**Work to complete**
Each record here should be printed again exactly; please leave its pictures out.

[Dataset records]
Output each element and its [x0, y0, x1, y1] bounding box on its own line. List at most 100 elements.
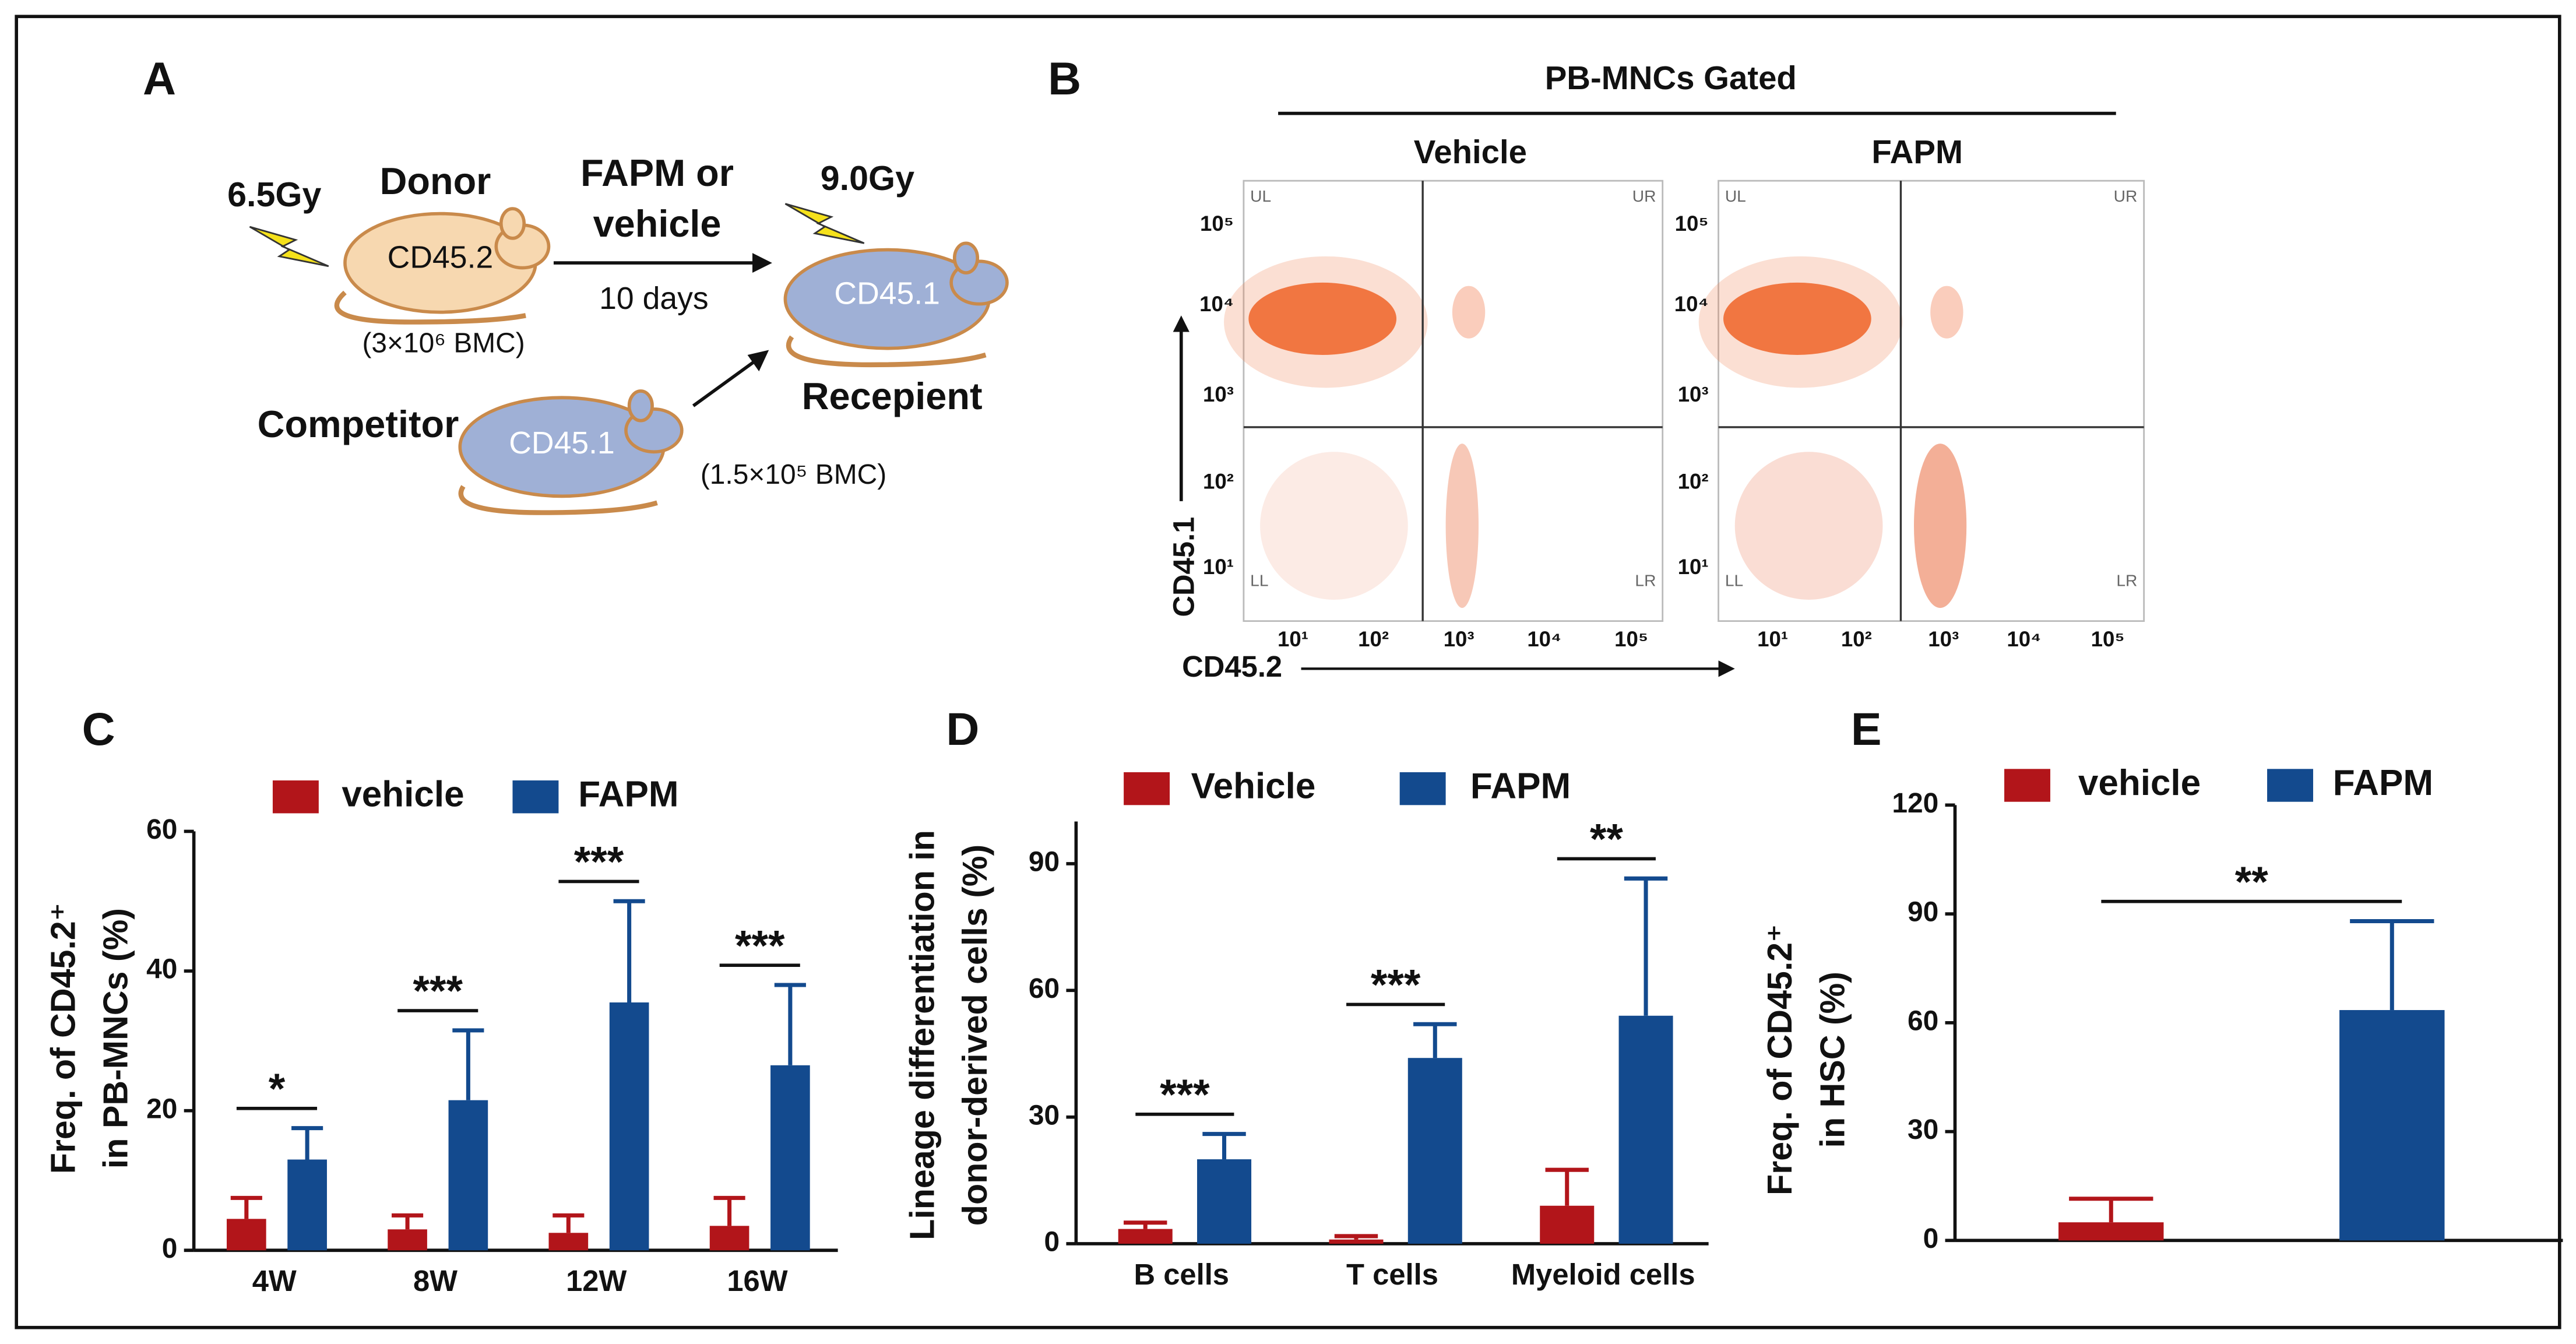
arrow-head	[1173, 315, 1190, 332]
significance-label: ***	[574, 838, 624, 886]
y-tick-label: 10⁴	[1199, 292, 1234, 316]
bar	[1118, 1229, 1173, 1244]
legend-label: Vehicle	[1191, 766, 1316, 807]
quadrant-label: UR	[2114, 187, 2138, 205]
y-tick-label: 10¹	[1678, 555, 1709, 579]
error-bar	[552, 1213, 585, 1233]
error-bar	[392, 1213, 424, 1230]
treatment-label: FAPM or	[580, 152, 734, 194]
quadrant-label: LR	[1635, 571, 1656, 589]
y-axis-label: in PB-MNCs (%)	[96, 908, 135, 1169]
x-tick-label: 16W	[727, 1264, 787, 1297]
y-tick-label: 30	[1908, 1114, 1938, 1145]
legend-label: vehicle	[2078, 763, 2201, 803]
bar	[548, 1233, 589, 1251]
error-bar	[2069, 1197, 2153, 1223]
panel-label: A	[143, 53, 176, 104]
y-tick-label: 20	[146, 1093, 177, 1124]
y-tick-label: 10⁴	[1674, 292, 1709, 316]
recipient-label: Recepient	[802, 375, 983, 417]
competitor-mouse	[458, 389, 684, 515]
event-cloud	[1698, 256, 1903, 388]
error-bar	[230, 1195, 262, 1219]
bar	[1540, 1205, 1595, 1244]
x-tick-label: 4W	[252, 1264, 297, 1297]
significance-label: ***	[413, 967, 463, 1015]
legend-label: FAPM	[578, 775, 678, 815]
y-axis-label: Lineage differentiation in	[903, 830, 942, 1240]
legend-label: FAPM	[2333, 763, 2433, 803]
bar	[770, 1065, 810, 1251]
event-cloud	[1224, 256, 1428, 388]
error-bar	[1413, 1022, 1457, 1058]
legend-swatch	[1124, 772, 1170, 805]
y-axis-label: in HSC (%)	[1813, 972, 1852, 1148]
quadrant-label: LR	[2116, 571, 2137, 589]
flow-title: PB-MNCs Gated	[1545, 59, 1797, 96]
y-tick-label: 60	[146, 814, 177, 845]
quadrant-label: UL	[1725, 187, 1746, 205]
legend-swatch	[2267, 769, 2313, 802]
event-cloud	[1452, 286, 1486, 339]
donor-label: Donor	[380, 160, 491, 202]
cells-label: (3×10⁶ BMC)	[362, 328, 525, 359]
duration-label: 10 days	[599, 282, 709, 316]
panel-label: B	[1048, 53, 1081, 104]
arrow-head	[1718, 660, 1735, 677]
recipient-mouse	[783, 241, 1009, 368]
event-cloud	[1930, 286, 1963, 339]
y-tick-label: 10⁵	[1200, 212, 1234, 235]
bar	[448, 1100, 488, 1251]
radiation-icon	[249, 226, 329, 268]
panel-label: C	[82, 703, 115, 755]
plot-title: FAPM	[1871, 133, 1963, 170]
legend-label: FAPM	[1470, 766, 1571, 807]
y-tick-label: 40	[146, 954, 177, 985]
legend-swatch	[1399, 772, 1446, 805]
y-tick-label: 0	[162, 1233, 178, 1264]
error-bar	[713, 1195, 745, 1226]
y-tick-label: 10²	[1678, 470, 1709, 494]
bar	[287, 1159, 327, 1251]
bar	[1407, 1058, 1462, 1244]
x-tick-label: B cells	[1134, 1258, 1229, 1291]
bar	[1618, 1015, 1673, 1244]
event-cloud	[1723, 282, 1871, 355]
bar	[227, 1219, 266, 1251]
significance-label: *	[269, 1065, 286, 1113]
y-tick-label: 10²	[1203, 470, 1234, 494]
x-tick-label: Myeloid cells	[1511, 1258, 1695, 1291]
event-cloud	[1260, 452, 1408, 600]
arrow-head	[752, 253, 772, 273]
y-tick-label: 10³	[1203, 382, 1234, 406]
significance-label: ***	[1160, 1071, 1210, 1118]
x-tick-label: T cells	[1346, 1258, 1438, 1291]
y-tick-label: 90	[1029, 847, 1060, 878]
legend-swatch	[2004, 769, 2050, 802]
competitor-label: Competitor	[258, 403, 459, 445]
error-bar	[1545, 1167, 1589, 1206]
x-axis-label: CD45.2	[1182, 650, 1282, 683]
arrow-head	[747, 350, 769, 372]
flow-panel: PB-MNCs Gated Vehicle FAPM CD45.1 CD45.2	[1167, 59, 2116, 683]
bar	[1197, 1159, 1252, 1244]
legend-label: vehicle	[342, 775, 464, 815]
dose-label: 6.5Gy	[227, 175, 321, 214]
y-axis-label: Freq. of CD45.2⁺	[1760, 924, 1799, 1195]
marker-label: CD45.1	[834, 277, 940, 311]
error-bar	[1624, 876, 1668, 1016]
panel-label: E	[1851, 703, 1882, 755]
x-tick-label: 10⁵	[2091, 627, 2125, 651]
x-tick-label: 10³	[1928, 627, 1959, 651]
x-tick-label: 8W	[413, 1264, 458, 1297]
y-tick-label: 120	[1892, 788, 1938, 819]
x-tick-label: 10⁴	[1527, 627, 1561, 651]
y-tick-label: 0	[1923, 1223, 1939, 1254]
y-tick-label: 60	[1029, 973, 1060, 1004]
error-bar	[1202, 1132, 1246, 1160]
legend-swatch	[272, 780, 319, 814]
marker-label: CD45.1	[509, 426, 615, 460]
y-tick-label: 10⁵	[1675, 212, 1709, 235]
y-tick-label: 90	[1908, 897, 1938, 928]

**Solved exercise**
Output each element and its [x0, y0, x1, y1] bounding box on its own line. List at most 100 elements.
arrow-head	[1173, 315, 1190, 332]
significance-label: ***	[574, 838, 624, 886]
y-tick-label: 10⁴	[1199, 292, 1234, 316]
bar	[1118, 1229, 1173, 1244]
legend-label: Vehicle	[1191, 766, 1316, 807]
quadrant-label: UR	[2114, 187, 2138, 205]
y-tick-label: 10¹	[1678, 555, 1709, 579]
error-bar	[552, 1213, 585, 1233]
error-bar	[392, 1213, 424, 1230]
treatment-label: FAPM or	[580, 152, 734, 194]
quadrant-label: LR	[1635, 571, 1656, 589]
y-axis-label: in PB-MNCs (%)	[96, 908, 135, 1169]
x-tick-label: 16W	[727, 1264, 787, 1297]
y-tick-label: 30	[1908, 1114, 1938, 1145]
legend-label: vehicle	[2078, 763, 2201, 803]
bar	[548, 1233, 589, 1251]
error-bar	[2069, 1197, 2153, 1223]
panel-label: A	[143, 53, 176, 104]
y-tick-label: 20	[146, 1093, 177, 1124]
y-tick-label: 10⁴	[1674, 292, 1709, 316]
recipient-label: Recepient	[802, 375, 983, 417]
competitor-mouse	[458, 389, 684, 515]
event-cloud	[1698, 256, 1903, 388]
error-bar	[230, 1195, 262, 1219]
bar	[1540, 1205, 1595, 1244]
x-tick-label: 4W	[252, 1264, 297, 1297]
significance-label: ***	[413, 967, 463, 1015]
legend-label: FAPM	[578, 775, 678, 815]
y-axis-label: Lineage differentiation in	[903, 830, 942, 1240]
legend-label: FAPM	[2333, 763, 2433, 803]
bar	[770, 1065, 810, 1251]
event-cloud	[1224, 256, 1428, 388]
error-bar	[1413, 1022, 1457, 1058]
legend-swatch	[1124, 772, 1170, 805]
y-axis-label: in HSC (%)	[1813, 972, 1852, 1148]
quadrant-label: LR	[2116, 571, 2137, 589]
flow-title: PB-MNCs Gated	[1545, 59, 1797, 96]
y-tick-label: 60	[146, 814, 177, 845]
quadrant-label: UL	[1725, 187, 1746, 205]
legend-swatch	[2267, 769, 2313, 802]
event-cloud	[1452, 286, 1486, 339]
donor-label: Donor	[380, 160, 491, 202]
cells-label: (3×10⁶ BMC)	[362, 328, 525, 359]
duration-label: 10 days	[599, 282, 709, 316]
panel-label: B	[1048, 53, 1081, 104]
arrow-head	[1718, 660, 1735, 677]
recipient-mouse	[783, 241, 1009, 368]
event-cloud	[1930, 286, 1963, 339]
y-tick-label: 10⁵	[1200, 212, 1234, 235]
bar	[448, 1100, 488, 1251]
radiation-icon	[249, 226, 329, 268]
panel-label: C	[82, 703, 115, 755]
plot-title: FAPM	[1871, 133, 1963, 170]
legend-label: FAPM	[1470, 766, 1571, 807]
y-tick-label: 40	[146, 954, 177, 985]
legend-swatch	[1399, 772, 1446, 805]
y-tick-label: 0	[162, 1233, 178, 1264]
error-bar	[713, 1195, 745, 1226]
y-tick-label: 10²	[1678, 470, 1709, 494]
bar	[287, 1159, 327, 1251]
bar	[1407, 1058, 1462, 1244]
x-tick-label: B cells	[1134, 1258, 1229, 1291]
bar	[1618, 1015, 1673, 1244]
event-cloud	[1723, 282, 1871, 355]
bar	[227, 1219, 266, 1251]
significance-label: *	[269, 1065, 286, 1113]
y-tick-label: 10²	[1203, 470, 1234, 494]
x-tick-label: Myeloid cells	[1511, 1258, 1695, 1291]
event-cloud	[1260, 452, 1408, 600]
arrow-head	[752, 253, 772, 273]
y-tick-label: 10³	[1203, 382, 1234, 406]
significance-label: ***	[1160, 1071, 1210, 1118]
x-tick-label: T cells	[1346, 1258, 1438, 1291]
y-tick-label: 90	[1029, 847, 1060, 878]
legend-swatch	[2004, 769, 2050, 802]
competitor-label: Competitor	[258, 403, 459, 445]
error-bar	[1545, 1167, 1589, 1206]
x-axis-label: CD45.2	[1182, 650, 1282, 683]
arrow-head	[747, 350, 769, 372]
flow-panel: PB-MNCs Gated Vehicle FAPM CD45.1 CD45.2	[1167, 59, 2116, 683]
bar	[1197, 1159, 1252, 1244]
legend-label: vehicle	[342, 775, 464, 815]
dose-label: 6.5Gy	[227, 175, 321, 214]
y-axis-label: Freq. of CD45.2⁺	[1760, 924, 1799, 1195]
marker-label: CD45.1	[834, 277, 940, 311]
error-bar	[1624, 876, 1668, 1016]
panel-label: E	[1851, 703, 1882, 755]
x-tick-label: 10⁵	[2091, 627, 2125, 651]
x-tick-label: 10³	[1928, 627, 1959, 651]
x-tick-label: 8W	[413, 1264, 458, 1297]
y-tick-label: 120	[1892, 788, 1938, 819]
x-tick-label: 10⁴	[1527, 627, 1561, 651]
y-tick-label: 0	[1923, 1223, 1939, 1254]
y-tick-label: 60	[1029, 973, 1060, 1004]
error-bar	[1202, 1132, 1246, 1160]
legend-swatch	[272, 780, 319, 814]
marker-label: CD45.1	[509, 426, 615, 460]
y-tick-label: 10⁵	[1675, 212, 1709, 235]
y-tick-label: 90	[1908, 897, 1938, 928]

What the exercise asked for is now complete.